Work required: Go through the data below. List every line that holds the word "ένας".
>> start Records to use
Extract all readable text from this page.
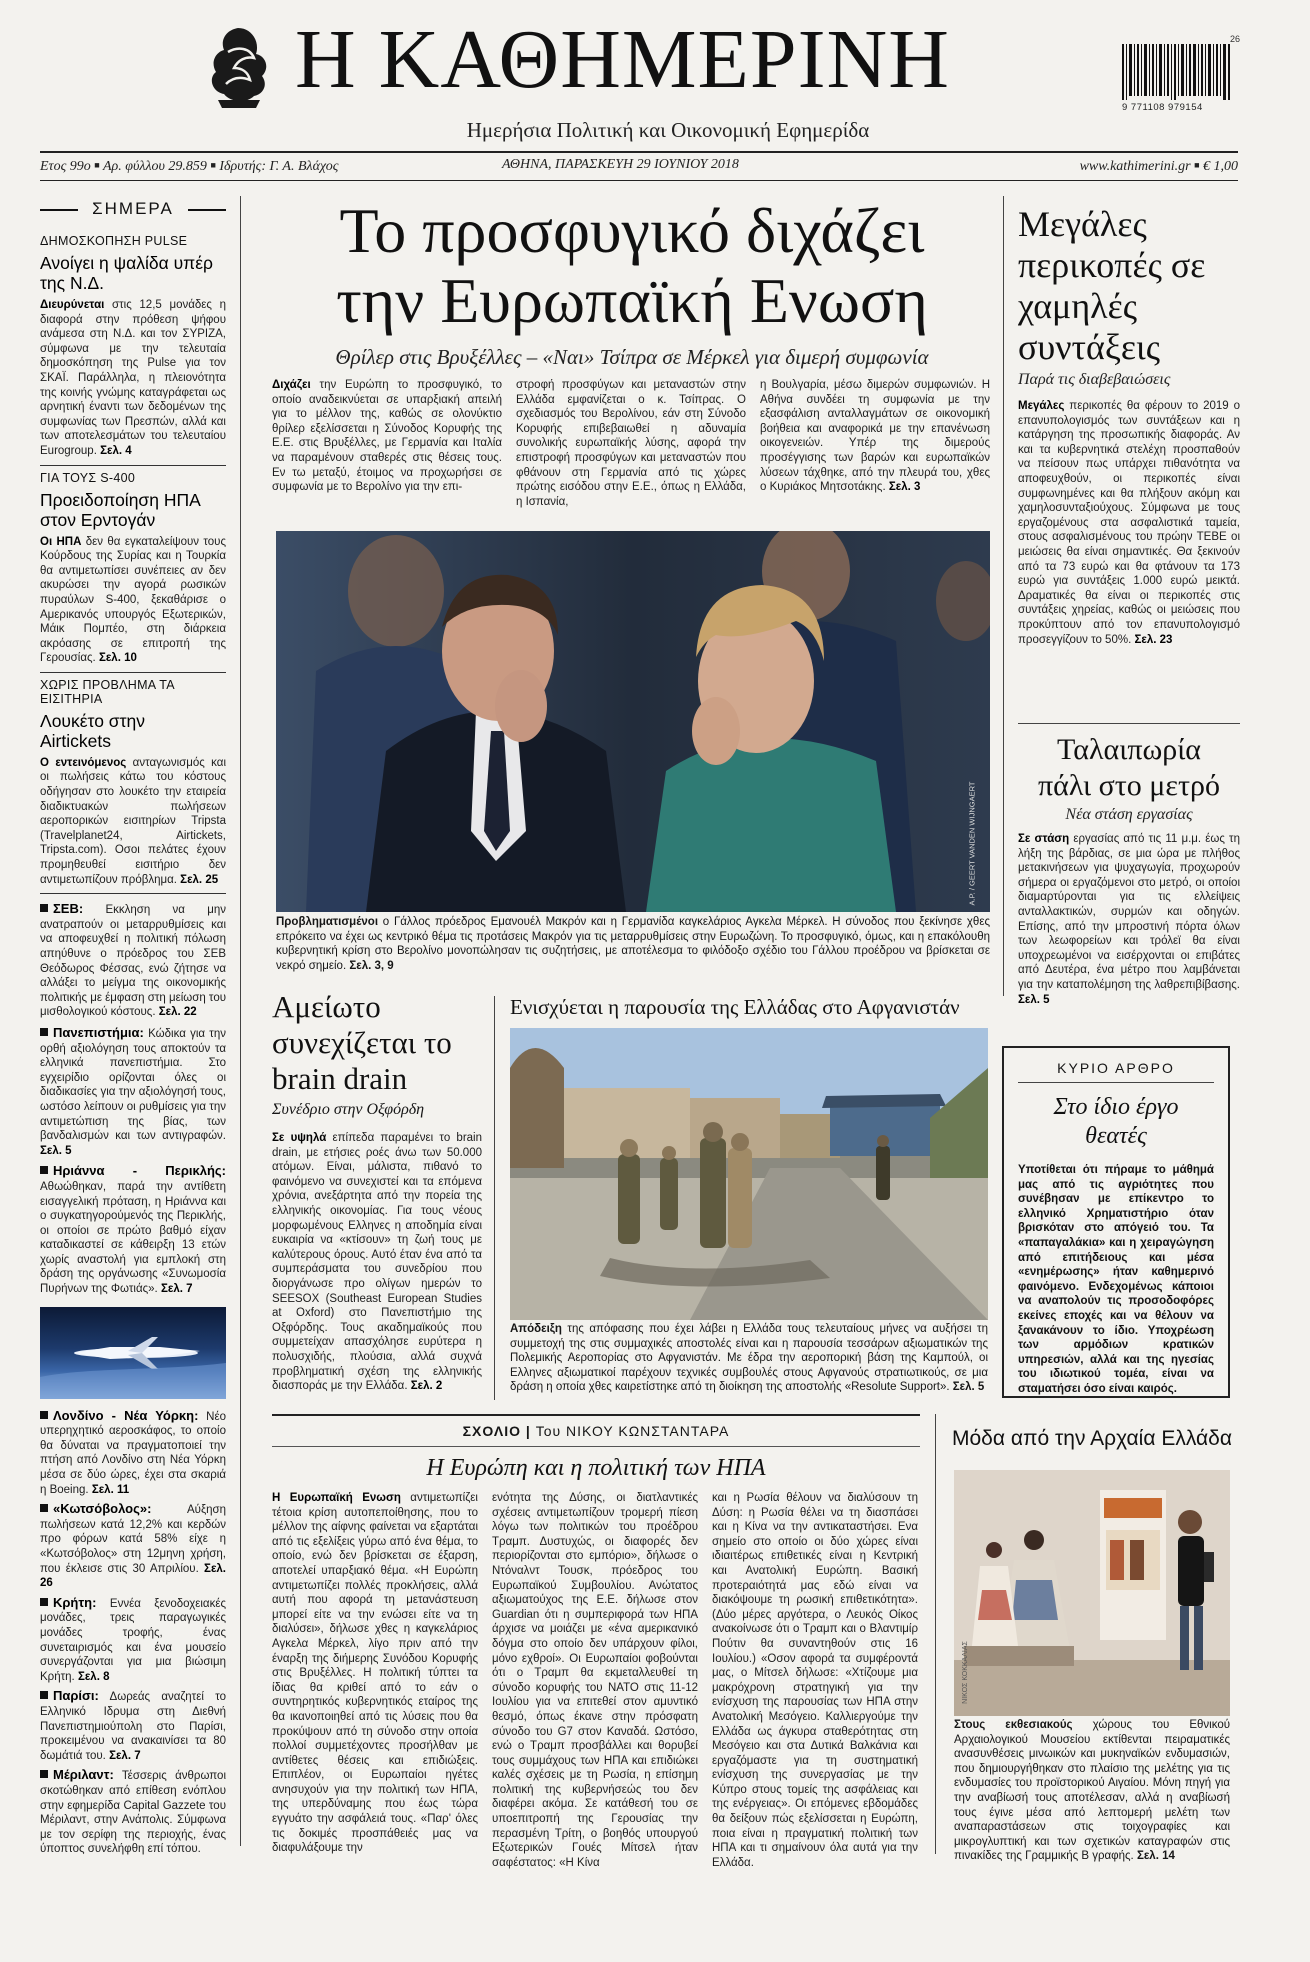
Η ΚΑΘΗΜΕΡΙΝΗ
Ημερήσια Πολιτική και Οικονομική Εφημερίδα
26
9 771108 979154
Ετος 99ο ■ Αρ. φύλλου 29.859 ■ Ιδρυτής: Γ. Α. Βλάχος	ΑΘΗΝΑ, ΠΑΡΑΣΚΕΥΗ 29 ΙΟΥΝΙΟΥ 2018	www.kathimerini.gr ■ € 1,00
ΣΗΜΕΡΑ
ΔΗΜΟΣΚΟΠΗΣΗ PULSE
Ανοίγει η ψαλίδα υπέρ της Ν.Δ.
Διευρύνεται στις 12,5 μονάδες η διαφορά στην πρόθεση ψήφου ανάμεσα στη Ν.Δ. και τον ΣΥΡΙΖΑ, σύμφωνα με την τελευταία δημοσκόπηση της Pulse για τον ΣΚΑΪ. Παράλληλα, η πλειονότητα της κοινής γνώμης καταγράφεται ως αρνητική έναντι των δεδομένων της συμφωνίας των Πρεσπών, αλλά και των αποτελεσμάτων του τελευταίου Eurogroup. Σελ. 4
ΓΙΑ ΤΟΥΣ S-400
Προειδοποίηση ΗΠΑ στον Ερντογάν
Οι ΗΠΑ δεν θα εγκαταλείψουν τους Κούρδους της Συρίας και η Τουρκία θα αντιμετωπίσει συνέπειες αν δεν ακυρώσει την αγορά ρωσικών πυραύλων S-400, ξεκαθάρισε ο Αμερικανός υπουργός Εξωτερικών, Μάικ Πομπέο, στη διάρκεια ακρόασης σε επιτροπή της Γερουσίας. Σελ. 10
ΧΩΡΙΣ ΠΡΟΒΛΗΜΑ ΤΑ ΕΙΣΙΤΗΡΙΑ
Λουκέτο στην Airtickets
Ο εντεινόμενος ανταγωνισμός και οι πωλήσεις κάτω του κόστους οδήγησαν στο λουκέτο την εταιρεία διαδικτυακών πωλήσεων αεροπορικών εισιτηρίων Tripsta (Travelplanet24, Airtickets, Tripsta.com). Οσοι πελάτες έχουν προμηθευθεί εισιτήριο δεν αντιμετωπίζουν πρόβλημα. Σελ. 25
ΣΕΒ: Εκκληση να μην ανατραπούν οι μεταρρυθμίσεις και να αποφευχθεί η πολιτική πόλωση απηύθυνε ο πρόεδρος του ΣΕΒ Θεόδωρος Φέσσας, ενώ ζήτησε να αλλάξει το μείγμα της οικονομικής πολιτικής με έμφαση στη μείωση του μισθολογικού κόστους. Σελ. 22
Πανεπιστήμια: Κώδικα για την ορθή αξιολόγηση τους αποκτούν τα ελληνικά πανεπιστήμια. Στο εγχειρίδιο ορίζονται όλες οι διαδικασίες για την αξιολόγησή τους, ωστόσο λείπουν οι ρυθμίσεις για την αντιμετώπιση της βίας, των βανδαλισμών και των αντιγραφών. Σελ. 5
Ηριάννα - Περικλής: Αθωώθηκαν, παρά την αντίθετη εισαγγελική πρόταση, η Ηριάννα και ο συγκατηγορούμενός της Περικλής, οι οποίοι σε πρώτο βαθμό είχαν καταδικαστεί σε κάθειρξη 13 ετών χωρίς αναστολή για εμπλοκή στη δράση της οργάνωσης «Συνωμοσία Πυρήνων της Φωτιάς». Σελ. 7
Λονδίνο - Νέα Υόρκη: Νέο υπερηχητικό αεροσκάφος, το οποίο θα δύναται να πραγματοποιεί την πτήση από Λονδίνο στη Νέα Υόρκη μέσα σε δύο ώρες, έχει στα σκαριά η Boeing. Σελ. 11
«Κωτσόβολος»: Αύξηση πωλήσεων κατά 12,2% και κερδών προ φόρων κατά 58% είχε η «Κωτσόβολος» στη 12μηνη χρήση, που έκλεισε στις 30 Απριλίου. Σελ. 26
Κρήτη: Εννέα ξενοδοχειακές μονάδες, τρεις παραγωγικές μονάδες τροφής, ένας συνεταιρισμός και ένα μουσείο συνεργάζονται για μια βιώσιμη Κρήτη. Σελ. 8
Παρίσι: Δωρεάς αναζητεί το Ελληνικό Ιδρυμα στη Διεθνή Πανεπιστημιούπολη στο Παρίσι, προκειμένου να ανακαινίσει τα 80 δωμάτιά του. Σελ. 7
Μέριλαντ: Τέσσερις άνθρωποι σκοτώθηκαν από επίθεση ενόπλου στην εφημερίδα Capital Gazzete του Μέριλαντ, στην Ανάπολις. Σύμφωνα με τον σερίφη της περιοχής, ένας ύποπτος συνελήφθη επί τόπου.
Το προσφυγικό διχάζει
την Ευρωπαϊκή Ενωση
Θρίλερ στις Βρυξέλλες – «Ναι» Τσίπρα σε Μέρκελ για διμερή συμφωνία
Διχάζει την Ευρώπη το προσφυγικό, το οποίο αναδεικνύεται σε υπαρξιακή απειλή για το μέλλον της, καθώς σε ολονύκτιο θρίλερ εξελίσσεται η Σύνοδος Κορυφής της Ε.Ε. στις Βρυξέλλες, με Γερμανία και Ιταλία να παραμένουν σταθερές στις θέσεις τους. Εν τω μεταξύ, έτοιμος να προχωρήσει σε συμφωνία με το Βερολίνο για την επι-
στροφή προσφύγων και μεταναστών στην Ελλάδα εμφανίζεται ο κ. Τσίπρας. Ο σχεδιασμός του Βερολίνου, εάν στη Σύνοδο Κορυφής επιβεβαιωθεί η αδυναμία συνολικής ευρωπαϊκής λύσης, αφορά την επιστροφή προσφύγων και μεταναστών που φθάνουν στη Γερμανία από τις χώρες πρώτης εισόδου στην Ε.Ε., όπως η Ελλάδα, η Ισπανία,
η Βουλγαρία, μέσω διμερών συμφωνιών. Η Αθήνα συνδέει τη συμφωνία με την εξασφάλιση ανταλλαγμάτων σε οικονομική βοήθεια και αναφορικά με την επανένωση οικογενειών. Υπέρ της διμερούς προσέγγισης των βαρών και ευρωπαϊκών λύσεων τάχθηκε, από την πλευρά του, χθες ο Κυριάκος Μητσοτάκης. Σελ. 3
A.P. / GEERT VANDEN WIJNGAERT
Προβληματισμένοι ο Γάλλος πρόεδρος Εμανουέλ Μακρόν και η Γερμανίδα καγκελάριος Αγκελα Μέρκελ. Η σύνοδος που ξεκίνησε χθες επρόκειτο να έχει ως κεντρικό θέμα τις προτάσεις Μακρόν για τις μεταρρυθμίσεις στην Ευρωζώνη. Το προσφυγικό, όμως, και η επακόλουθη κυβερνητική κρίση στο Βερολίνο μονοπώλησαν τις συζητήσεις, με αποτέλεσμα το φιλόδοξο σχέδιο του Γάλλου προέδρου να βρίσκεται σε νεκρό σημείο. Σελ. 3, 9
Μεγάλες περικοπές σε χαμηλές συντάξεις
Παρά τις διαβεβαιώσεις
Μεγάλες περικοπές θα φέρουν το 2019 ο επανυπολογισμός των συντάξεων και η κατάργηση της προσωπικής διαφοράς. Αν και τα κυβερνητικά στελέχη προσπαθούν να πείσουν πως υπάρχει πιθανότητα να αποφευχθούν, οι περικοπές είναι συμφωνημένες και θα πλήξουν ακόμη και χαμηλοσυνταξιούχους. Σύμφωνα με τους εργαζομένους στα ασφαλιστικά ταμεία, στους ασφαλισμένους του πρώην ΤΕΒΕ οι μειώσεις θα είναι σημαντικές. Θα ξεκινούν από τα 73 ευρώ και θα φτάνουν τα 173 ευρώ για συντάξεις 1.000 ευρώ μεικτά. Δραματικές θα είναι οι περικοπές στις συντάξεις χηρείας, καθώς οι μειώσεις που προκύπτουν από τον επανυπολογισμό προσεγγίζουν το 50%. Σελ. 23
Ταλαιπωρία πάλι στο μετρό
Νέα στάση εργασίας
Σε στάση εργασίας από τις 11 μ.μ. έως τη λήξη της βάρδιας, σε μια ώρα με πλήθος μετακινήσεων για ψυχαγωγία, προχωρούν σήμερα οι εργαζόμενοι στο μετρό, οι οποίοι διαμαρτύρονται για τις ελλείψεις ανταλλακτικών, συρμών και οδηγών. Επίσης, από την μπροστινή πόρτα όλων των λεωφορείων και τρόλεϊ θα είναι υποχρεωμένοι να εισέρχονται οι επιβάτες από Δευτέρα, ένα μέτρο που λαμβάνεται για την καταπολέμηση της λαθρεπιβίβασης. Σελ. 5
ΚΥΡΙΟ ΑΡΘΡΟ
Στο ίδιο έργο θεατές
Υποτίθεται ότι πήραμε το μάθημά μας από τις αγριότητες που συνέβησαν με επίκεντρο το ελληνικό Χρηματιστήριο όταν βρισκόταν στο απόγειό του. Τα «παπαγαλάκια» και η χειραγώγηση από επιτήδειους και μέσα «ενημέρωσης» ήταν καθημερινό φαινόμενο. Ενδεχομένως κάποιοι να αναπολούν τις προσοδοφόρες εκείνες εποχές και να θέλουν να ξανακάνουν το ίδιο. Υποχρέωση των αρμόδιων κρατικών υπηρεσιών, αλλά και της ηγεσίας του ιδιωτικού τομέα, είναι να σταματήσει όσο είναι καιρός.
Αμείωτο συνεχίζεται το brain drain
Συνέδριο στην Οξφόρδη
Σε υψηλά επίπεδα παραμένει το brain drain, με ετήσιες ροές άνω των 50.000 ατόμων. Είναι, μάλιστα, πιθανό το φαινόμενο να συνεχιστεί και τα επόμενα χρόνια, ανεξάρτητα από την πορεία της ελληνικής οικονομίας. Για τους νέους μορφωμένους Ελληνες η αποδημία είναι ευκαιρία να «κτίσουν» τη ζωή τους με καλύτερους όρους. Αυτό έταν ένα από τα συμπεράσματα του συνεδρίου που διοργάνωσε προ ολίγων ημερών το SEESOX (Southeast European Studies at Oxford) στο Πανεπιστήμιο της Οξφόρδης. Τους ακαδημαϊκούς που συμμετείχαν απασχόλησε ευρύτερα η πολυσχιδής, πλούσια, αλλά συχνά προβληματική σχέση της ελληνικής διασποράς με την Ελλάδα. Σελ. 2
Ενισχύεται η παρουσία της Ελλάδας στο Αφγανιστάν
Απόδειξη της απόφασης που έχει λάβει η Ελλάδα τους τελευταίους μήνες να αυξήσει τη συμμετοχή της στις συμμαχικές αποστολές είναι και η παρουσία τεσσάρων αξιωματικών της Πολεμικής Αεροπορίας στο Αφγανιστάν. Με έδρα την αεροπορική βάση της Καμπούλ, οι Ελληνες αξιωματικοί παρέχουν τεχνικές συμβουλές στους Αφγανούς στρατιωτικούς, σε μια δράση η οποία χθες καιρετίστηκε από τη διοίκηση της αποστολής «Resolute Support». Σελ. 5
ΣΧΟΛΙΟ | Του ΝΙΚΟΥ ΚΩΝΣΤΑΝΤΑΡΑ
Η Ευρώπη και η πολιτική των ΗΠΑ
Η Ευρωπαϊκή Ενωση αντιμετωπίζει τέτοια κρίση αυτοπεποίθησης, που το μέλλον της αίφνης φαίνεται να εξαρτάται από τις εξελίξεις γύρω από ένα θέμα, το οποίο, ενώ δεν βρίσκεται σε έξαρση, αποτελεί υπαρξιακό θέμα. «Η Ευρώπη αντιμετωπίζει πολλές προκλήσεις, αλλά αυτή που αφορά τη μετανάστευση μπορεί είτε να την ενώσει είτε να τη διαλύσει», δήλωσε χθες η καγκελάριος Αγκελα Μέρκελ, λίγο πριν από την έναρξη της διήμερης Συνόδου Κορυφής στις Βρυξέλλες. Η πολιτική τύπτει τα ίδιας θα κριθεί από το εάν ο συντηρητικός κυβερνητικός εταίρος της θα ικανοποιηθεί από τις λύσεις που θα προκύψουν από τη σύνοδο στην οποία πολλοί συμμετέχοντες προσήλθαν με αντίθετες θέσεις και επιδιώξεις. Επιπλέον, οι Ευρωπαίοι ηγέτες ανησυχούν για την πολιτική των ΗΠΑ, της υπερδύναμης που έως τώρα εγγυάτο την ασφάλειά τους. «Παρ' όλες τις δοκιμές προσπάθειές μας να διαφυλάξουμε την
ενότητα της Δύσης, οι διατλαντικές σχέσεις αντιμετωπίζουν τρομερή πίεση λόγω των πολιτικών του προέδρου Τραμπ. Δυστυχώς, οι διαφορές δεν περιορίζονται στο εμπόριο», δήλωσε ο Ντόναλντ Τουσκ, πρόεδρος του Ευρωπαϊκού Συμβουλίου. Ανώτατος αξιωματούχος της Ε.Ε. δήλωσε στον Guardian ότι η συμπεριφορά των ΗΠΑ άρχισε να μοιάζει με «ένα αμερικανικό δόγμα στο οποίο δεν υπάρχουν φίλοι, μόνο εχθροί». Οι Ευρωπαίοι φοβούνται ότι ο Τραμπ θα εκμεταλλευθεί τη σύνοδο κορυφής του ΝΑΤΟ στις 11-12 Ιουλίου για να επιτεθεί στον αμυντικό θεσμό, όπως έκανε στην πρόσφατη σύνοδο του G7 στον Καναδά. Ωστόσο, ενώ ο Τραμπ προσβάλλει και θορυβεί τους συμμάχους των ΗΠΑ και επιδιώκει καλές σχέσεις με τη Ρωσία, η επίσημη πολιτική της κυβερνήσεώς του δεν διαφέρει ακόμα. Σε κατάθεσή του σε υποεπιτροπή της Γερουσίας την περασμένη Τρίτη, ο βοηθός υπουργού Εξωτερικών Γουές Μίτσελ ήταν σαφέστατος: «Η Κίνα
και η Ρωσία θέλουν να διαλύσουν τη Δύση: η Ρωσία θέλει να τη διασπάσει και η Κίνα να την αντικαταστήσει. Ενα σημείο στο οποίο οι δύο χώρες είναι ιδιαιτέρως επιθετικές είναι η Κεντρική και Ανατολική Ευρώπη. Βασική προτεραιότητά μας εδώ είναι να διακόψουμε τη ρωσική επιθετικότητα». (Δύο μέρες αργότερα, ο Λευκός Οίκος ανακοίνωσε ότι ο Τραμπ και ο Βλαντιμίρ Πούτιν θα συναντηθούν στις 16 Ιουλίου.) «Οσον αφορά τα συμφέροντά μας, ο Μίτσελ δήλωσε: «Χτίζουμε μια μακρόχρονη στρατηγική για την ενίσχυση της παρουσίας των ΗΠΑ στην Ανατολική Μεσόγειο. Καλλιεργούμε την Ελλάδα ως άγκυρα σταθερότητας στη Μεσόγειο και στα Δυτικά Βαλκάνια και εργαζόμαστε για τη συστηματική ενίσχυση της συνεργασίας με την Κύπρο στους τομείς της ασφάλειας και της ενέργειας». Οι επόμενες εβδομάδες θα δείξουν πώς εξελίσσεται η Ευρώπη, ποια είναι η πραγματική πολιτική των ΗΠΑ και τι σημαίνουν όλα αυτά για την Ελλάδα.
Μόδα από την Αρχαία Ελλάδα
ΝΙΚΟΣ ΚΟΚΚΑΛΙΑΣ
Στους εκθεσιακούς χώρους του Εθνικού Αρχαιολογικού Μουσείου εκτίθενται πειραματικές ανασυνθέσεις μινωικών και μυκηναϊκών ενδυμασιών, που δημιουργήθηκαν στο πλαίσιο της μελέτης για τις ενδυμασίες του προϊστορικού Αιγαίου. Μόνη πηγή για την αναβίωσή τους αποτέλεσαν, αλλά η αναβίωσή τους έγινε μέσα από λεπτομερή μελέτη των αναπαραστάσεων στις τοιχογραφίες και μικρογλυπτική και των σχετικών καταγραφών στις πινακίδες της Γραμμικής Β γραφής. Σελ. 14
>> end Records to use
Written solution:
Κρήτη: Εννέα ξενοδοχειακές μονάδες, τρεις παραγωγικές μονάδες τροφής, ένας συνεταιρισμός και ένα μουσείο συνεργάζονται για μια βιώσιμη Κρήτη. Σελ. 8
Μέριλαντ: Τέσσερις άνθρωποι σκοτώθηκαν από επίθεση ενόπλου στην εφημερίδα Capital Gazzete του Μέριλαντ, στην Ανάπολις. Σύμφωνα με τον σερίφη της περιοχής, ένας ύποπτος συνελήφθη επί τόπου.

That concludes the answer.